Data lines
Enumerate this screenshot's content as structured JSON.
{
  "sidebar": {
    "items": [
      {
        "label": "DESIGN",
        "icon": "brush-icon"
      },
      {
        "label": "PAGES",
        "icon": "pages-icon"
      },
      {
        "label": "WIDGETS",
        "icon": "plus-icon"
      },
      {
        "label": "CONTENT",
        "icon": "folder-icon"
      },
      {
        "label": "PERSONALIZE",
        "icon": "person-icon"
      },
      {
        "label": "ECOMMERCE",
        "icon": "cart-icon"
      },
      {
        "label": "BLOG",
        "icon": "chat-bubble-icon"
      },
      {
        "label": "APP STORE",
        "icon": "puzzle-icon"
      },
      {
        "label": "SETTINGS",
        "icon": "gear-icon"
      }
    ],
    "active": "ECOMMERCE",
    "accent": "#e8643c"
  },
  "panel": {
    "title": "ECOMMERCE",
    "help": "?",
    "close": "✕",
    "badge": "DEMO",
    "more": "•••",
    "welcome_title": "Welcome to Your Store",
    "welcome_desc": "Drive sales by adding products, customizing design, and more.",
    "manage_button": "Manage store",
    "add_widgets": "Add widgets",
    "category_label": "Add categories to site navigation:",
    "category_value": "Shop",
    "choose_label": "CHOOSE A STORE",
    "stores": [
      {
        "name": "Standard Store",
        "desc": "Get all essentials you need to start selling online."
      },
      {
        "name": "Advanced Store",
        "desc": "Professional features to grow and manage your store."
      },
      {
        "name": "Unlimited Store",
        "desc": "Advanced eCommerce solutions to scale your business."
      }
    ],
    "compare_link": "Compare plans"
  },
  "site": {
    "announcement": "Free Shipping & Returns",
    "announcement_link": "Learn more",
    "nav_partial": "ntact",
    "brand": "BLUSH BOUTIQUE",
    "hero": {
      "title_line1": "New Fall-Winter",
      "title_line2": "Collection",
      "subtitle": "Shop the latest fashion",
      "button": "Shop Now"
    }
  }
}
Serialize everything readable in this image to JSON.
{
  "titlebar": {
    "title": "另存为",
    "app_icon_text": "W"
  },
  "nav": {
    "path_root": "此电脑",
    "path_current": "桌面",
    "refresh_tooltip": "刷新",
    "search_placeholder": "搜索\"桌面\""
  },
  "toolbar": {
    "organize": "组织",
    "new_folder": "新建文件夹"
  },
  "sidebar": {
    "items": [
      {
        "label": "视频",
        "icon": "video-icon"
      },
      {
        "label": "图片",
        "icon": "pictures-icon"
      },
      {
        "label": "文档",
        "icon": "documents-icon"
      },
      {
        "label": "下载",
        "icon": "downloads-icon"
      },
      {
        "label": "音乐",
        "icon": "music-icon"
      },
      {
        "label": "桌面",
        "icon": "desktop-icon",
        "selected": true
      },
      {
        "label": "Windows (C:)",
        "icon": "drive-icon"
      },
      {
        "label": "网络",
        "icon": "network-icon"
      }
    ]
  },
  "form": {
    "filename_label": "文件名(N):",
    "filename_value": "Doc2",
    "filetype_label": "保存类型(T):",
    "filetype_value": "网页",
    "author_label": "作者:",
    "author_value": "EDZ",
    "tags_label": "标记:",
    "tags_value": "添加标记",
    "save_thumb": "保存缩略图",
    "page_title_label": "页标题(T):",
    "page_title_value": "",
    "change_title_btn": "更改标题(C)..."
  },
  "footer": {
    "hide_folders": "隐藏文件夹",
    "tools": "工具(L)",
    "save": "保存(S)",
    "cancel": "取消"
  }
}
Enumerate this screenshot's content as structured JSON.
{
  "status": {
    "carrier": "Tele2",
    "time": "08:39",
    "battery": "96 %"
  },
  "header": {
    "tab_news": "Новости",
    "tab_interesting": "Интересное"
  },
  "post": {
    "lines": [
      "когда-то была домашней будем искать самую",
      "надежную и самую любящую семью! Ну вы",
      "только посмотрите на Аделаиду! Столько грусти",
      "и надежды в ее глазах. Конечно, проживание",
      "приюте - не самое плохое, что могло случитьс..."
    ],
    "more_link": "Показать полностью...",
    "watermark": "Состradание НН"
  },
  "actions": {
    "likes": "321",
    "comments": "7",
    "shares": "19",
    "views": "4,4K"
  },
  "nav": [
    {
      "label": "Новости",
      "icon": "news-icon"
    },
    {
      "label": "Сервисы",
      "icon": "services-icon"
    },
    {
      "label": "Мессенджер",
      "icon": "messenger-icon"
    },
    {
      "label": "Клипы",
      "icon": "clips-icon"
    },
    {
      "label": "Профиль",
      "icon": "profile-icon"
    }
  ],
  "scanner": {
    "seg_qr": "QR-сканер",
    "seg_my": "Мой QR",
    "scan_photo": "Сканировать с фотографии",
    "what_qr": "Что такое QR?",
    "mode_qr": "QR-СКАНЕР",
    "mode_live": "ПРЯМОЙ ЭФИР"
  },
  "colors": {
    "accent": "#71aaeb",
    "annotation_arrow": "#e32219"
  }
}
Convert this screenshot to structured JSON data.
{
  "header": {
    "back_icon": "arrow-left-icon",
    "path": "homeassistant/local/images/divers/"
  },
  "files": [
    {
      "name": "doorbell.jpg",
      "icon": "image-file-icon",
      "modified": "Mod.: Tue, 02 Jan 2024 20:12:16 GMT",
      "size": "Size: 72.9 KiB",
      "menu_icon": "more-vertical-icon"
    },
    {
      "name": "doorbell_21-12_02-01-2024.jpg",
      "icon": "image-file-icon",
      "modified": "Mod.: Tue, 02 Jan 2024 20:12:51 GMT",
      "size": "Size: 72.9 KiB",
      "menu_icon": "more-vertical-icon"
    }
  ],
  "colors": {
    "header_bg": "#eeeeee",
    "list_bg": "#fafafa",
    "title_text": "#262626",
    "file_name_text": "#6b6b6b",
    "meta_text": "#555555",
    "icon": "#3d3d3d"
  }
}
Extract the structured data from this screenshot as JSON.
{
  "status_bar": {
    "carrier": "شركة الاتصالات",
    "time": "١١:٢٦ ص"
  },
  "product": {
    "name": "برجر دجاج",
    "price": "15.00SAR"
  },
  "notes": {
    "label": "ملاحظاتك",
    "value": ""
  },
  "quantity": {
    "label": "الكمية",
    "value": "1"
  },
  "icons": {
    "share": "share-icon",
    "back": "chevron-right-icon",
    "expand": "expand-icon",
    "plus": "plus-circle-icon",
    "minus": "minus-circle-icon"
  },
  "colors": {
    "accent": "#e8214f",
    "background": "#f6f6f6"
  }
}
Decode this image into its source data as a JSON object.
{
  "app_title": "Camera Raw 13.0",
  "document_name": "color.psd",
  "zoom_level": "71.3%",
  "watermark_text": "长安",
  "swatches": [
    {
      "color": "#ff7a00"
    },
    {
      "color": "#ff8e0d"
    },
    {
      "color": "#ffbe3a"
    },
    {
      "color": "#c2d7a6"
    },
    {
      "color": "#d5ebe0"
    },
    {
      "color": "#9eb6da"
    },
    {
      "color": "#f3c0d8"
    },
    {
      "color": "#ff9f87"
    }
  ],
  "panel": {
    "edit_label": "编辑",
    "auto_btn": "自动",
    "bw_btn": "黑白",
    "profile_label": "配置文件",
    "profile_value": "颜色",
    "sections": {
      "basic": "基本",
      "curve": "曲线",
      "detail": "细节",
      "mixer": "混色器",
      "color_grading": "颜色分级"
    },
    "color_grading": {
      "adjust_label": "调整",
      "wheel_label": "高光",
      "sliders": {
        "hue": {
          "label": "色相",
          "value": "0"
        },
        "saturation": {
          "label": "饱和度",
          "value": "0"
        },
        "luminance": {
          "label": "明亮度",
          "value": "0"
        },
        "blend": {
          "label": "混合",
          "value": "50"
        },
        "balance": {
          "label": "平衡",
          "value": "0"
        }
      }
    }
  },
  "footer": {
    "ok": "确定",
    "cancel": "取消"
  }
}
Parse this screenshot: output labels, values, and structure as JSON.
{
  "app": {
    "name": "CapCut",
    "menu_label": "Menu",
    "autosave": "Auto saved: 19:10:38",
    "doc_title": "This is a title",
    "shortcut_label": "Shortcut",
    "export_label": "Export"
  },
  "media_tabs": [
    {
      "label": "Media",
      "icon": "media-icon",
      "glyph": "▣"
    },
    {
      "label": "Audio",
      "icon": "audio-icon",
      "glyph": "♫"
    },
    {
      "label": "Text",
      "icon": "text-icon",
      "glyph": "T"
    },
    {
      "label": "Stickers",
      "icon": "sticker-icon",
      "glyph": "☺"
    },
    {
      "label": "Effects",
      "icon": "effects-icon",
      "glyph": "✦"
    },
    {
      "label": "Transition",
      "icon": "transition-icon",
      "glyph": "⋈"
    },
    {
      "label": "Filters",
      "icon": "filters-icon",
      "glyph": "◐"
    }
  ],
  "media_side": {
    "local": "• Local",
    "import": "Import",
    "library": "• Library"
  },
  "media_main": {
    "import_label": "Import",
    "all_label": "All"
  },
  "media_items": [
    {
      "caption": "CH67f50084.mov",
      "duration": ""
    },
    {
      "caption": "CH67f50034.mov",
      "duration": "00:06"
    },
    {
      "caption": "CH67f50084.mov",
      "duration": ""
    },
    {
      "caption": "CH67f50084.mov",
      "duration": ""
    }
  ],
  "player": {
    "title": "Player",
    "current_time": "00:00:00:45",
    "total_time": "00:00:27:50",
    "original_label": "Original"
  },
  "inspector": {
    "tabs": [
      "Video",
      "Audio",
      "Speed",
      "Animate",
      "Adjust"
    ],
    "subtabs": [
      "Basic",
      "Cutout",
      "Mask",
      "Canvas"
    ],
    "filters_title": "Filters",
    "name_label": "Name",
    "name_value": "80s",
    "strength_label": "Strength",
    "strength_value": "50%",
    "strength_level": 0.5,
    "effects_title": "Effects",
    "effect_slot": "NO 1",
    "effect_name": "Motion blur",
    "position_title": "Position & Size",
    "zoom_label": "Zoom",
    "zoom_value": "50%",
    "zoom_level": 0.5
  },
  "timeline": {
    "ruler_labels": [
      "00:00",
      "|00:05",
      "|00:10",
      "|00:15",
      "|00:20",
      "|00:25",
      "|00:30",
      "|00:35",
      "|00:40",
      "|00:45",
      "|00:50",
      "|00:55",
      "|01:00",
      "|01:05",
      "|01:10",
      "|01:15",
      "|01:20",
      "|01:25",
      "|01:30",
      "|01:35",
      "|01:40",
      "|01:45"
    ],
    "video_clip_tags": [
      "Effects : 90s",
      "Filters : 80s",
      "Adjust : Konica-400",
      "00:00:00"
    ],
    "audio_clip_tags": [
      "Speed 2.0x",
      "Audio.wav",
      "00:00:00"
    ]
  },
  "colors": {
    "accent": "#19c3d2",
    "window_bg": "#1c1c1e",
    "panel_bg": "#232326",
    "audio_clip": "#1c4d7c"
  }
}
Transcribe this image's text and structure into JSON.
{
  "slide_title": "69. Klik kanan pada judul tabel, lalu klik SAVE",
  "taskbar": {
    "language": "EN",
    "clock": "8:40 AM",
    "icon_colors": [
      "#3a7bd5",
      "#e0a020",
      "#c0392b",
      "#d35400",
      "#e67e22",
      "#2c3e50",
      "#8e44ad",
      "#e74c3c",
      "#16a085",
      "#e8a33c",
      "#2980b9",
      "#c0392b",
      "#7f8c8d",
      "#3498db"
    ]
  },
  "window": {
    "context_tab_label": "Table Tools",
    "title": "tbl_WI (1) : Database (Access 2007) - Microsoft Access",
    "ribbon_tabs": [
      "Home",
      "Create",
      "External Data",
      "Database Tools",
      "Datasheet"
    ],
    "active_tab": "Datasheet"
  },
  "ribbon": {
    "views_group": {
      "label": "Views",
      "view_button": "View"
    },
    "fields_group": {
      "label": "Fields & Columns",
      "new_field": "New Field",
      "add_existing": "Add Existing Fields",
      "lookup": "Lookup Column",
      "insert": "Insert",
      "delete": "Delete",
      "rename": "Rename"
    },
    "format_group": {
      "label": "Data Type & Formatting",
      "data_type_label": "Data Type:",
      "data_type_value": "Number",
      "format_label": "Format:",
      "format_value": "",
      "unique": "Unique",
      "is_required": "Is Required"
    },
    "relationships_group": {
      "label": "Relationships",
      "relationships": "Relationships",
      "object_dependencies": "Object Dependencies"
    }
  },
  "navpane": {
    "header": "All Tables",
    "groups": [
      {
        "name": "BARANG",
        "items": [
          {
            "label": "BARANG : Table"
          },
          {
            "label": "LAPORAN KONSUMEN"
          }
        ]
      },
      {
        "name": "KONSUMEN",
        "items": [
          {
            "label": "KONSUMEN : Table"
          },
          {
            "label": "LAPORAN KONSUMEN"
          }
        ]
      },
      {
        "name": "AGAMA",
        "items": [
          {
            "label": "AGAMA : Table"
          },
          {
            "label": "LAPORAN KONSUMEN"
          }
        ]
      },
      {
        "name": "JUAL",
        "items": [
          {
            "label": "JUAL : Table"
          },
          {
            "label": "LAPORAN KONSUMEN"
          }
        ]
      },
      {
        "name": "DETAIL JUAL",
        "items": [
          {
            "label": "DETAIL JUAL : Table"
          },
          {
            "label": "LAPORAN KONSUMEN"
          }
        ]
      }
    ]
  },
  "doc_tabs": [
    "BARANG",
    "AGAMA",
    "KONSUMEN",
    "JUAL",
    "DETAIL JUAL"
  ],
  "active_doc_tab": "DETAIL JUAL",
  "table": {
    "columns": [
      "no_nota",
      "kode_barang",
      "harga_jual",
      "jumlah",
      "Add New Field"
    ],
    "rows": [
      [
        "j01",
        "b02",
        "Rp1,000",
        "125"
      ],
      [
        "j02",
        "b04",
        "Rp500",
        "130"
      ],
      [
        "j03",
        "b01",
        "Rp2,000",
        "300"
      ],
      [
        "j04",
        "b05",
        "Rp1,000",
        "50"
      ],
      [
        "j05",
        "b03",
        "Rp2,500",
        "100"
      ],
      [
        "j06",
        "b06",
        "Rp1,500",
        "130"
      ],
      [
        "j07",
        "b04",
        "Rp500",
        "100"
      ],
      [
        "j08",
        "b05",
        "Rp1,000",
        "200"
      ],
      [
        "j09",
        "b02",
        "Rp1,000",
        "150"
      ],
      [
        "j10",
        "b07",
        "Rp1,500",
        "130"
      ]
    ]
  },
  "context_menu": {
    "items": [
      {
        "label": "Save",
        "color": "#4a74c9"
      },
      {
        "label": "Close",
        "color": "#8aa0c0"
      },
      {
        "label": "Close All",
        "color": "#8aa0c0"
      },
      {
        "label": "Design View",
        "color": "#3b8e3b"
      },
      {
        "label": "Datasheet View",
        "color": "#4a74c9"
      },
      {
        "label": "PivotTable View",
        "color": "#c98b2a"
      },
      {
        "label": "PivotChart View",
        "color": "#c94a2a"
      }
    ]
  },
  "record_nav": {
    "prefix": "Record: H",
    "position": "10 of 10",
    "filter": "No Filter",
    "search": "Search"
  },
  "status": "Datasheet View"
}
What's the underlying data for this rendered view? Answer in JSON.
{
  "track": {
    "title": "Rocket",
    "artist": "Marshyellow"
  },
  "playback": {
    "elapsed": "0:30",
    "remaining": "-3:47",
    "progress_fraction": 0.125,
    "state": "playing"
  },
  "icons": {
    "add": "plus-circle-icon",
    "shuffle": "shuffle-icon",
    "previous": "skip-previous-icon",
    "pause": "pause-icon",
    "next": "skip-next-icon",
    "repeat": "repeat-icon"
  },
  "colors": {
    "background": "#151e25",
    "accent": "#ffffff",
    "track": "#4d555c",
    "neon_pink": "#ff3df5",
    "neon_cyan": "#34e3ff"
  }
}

What needs to be done
Copy each line of the listing in which the word "structured" can be found.

Output for this task
Enumerate this screenshot's content as structured JSON.
Enumerate this screenshot's content as structured JSON.
Convert this screenshot to structured JSON data.
Extract the structured data from this screenshot as JSON.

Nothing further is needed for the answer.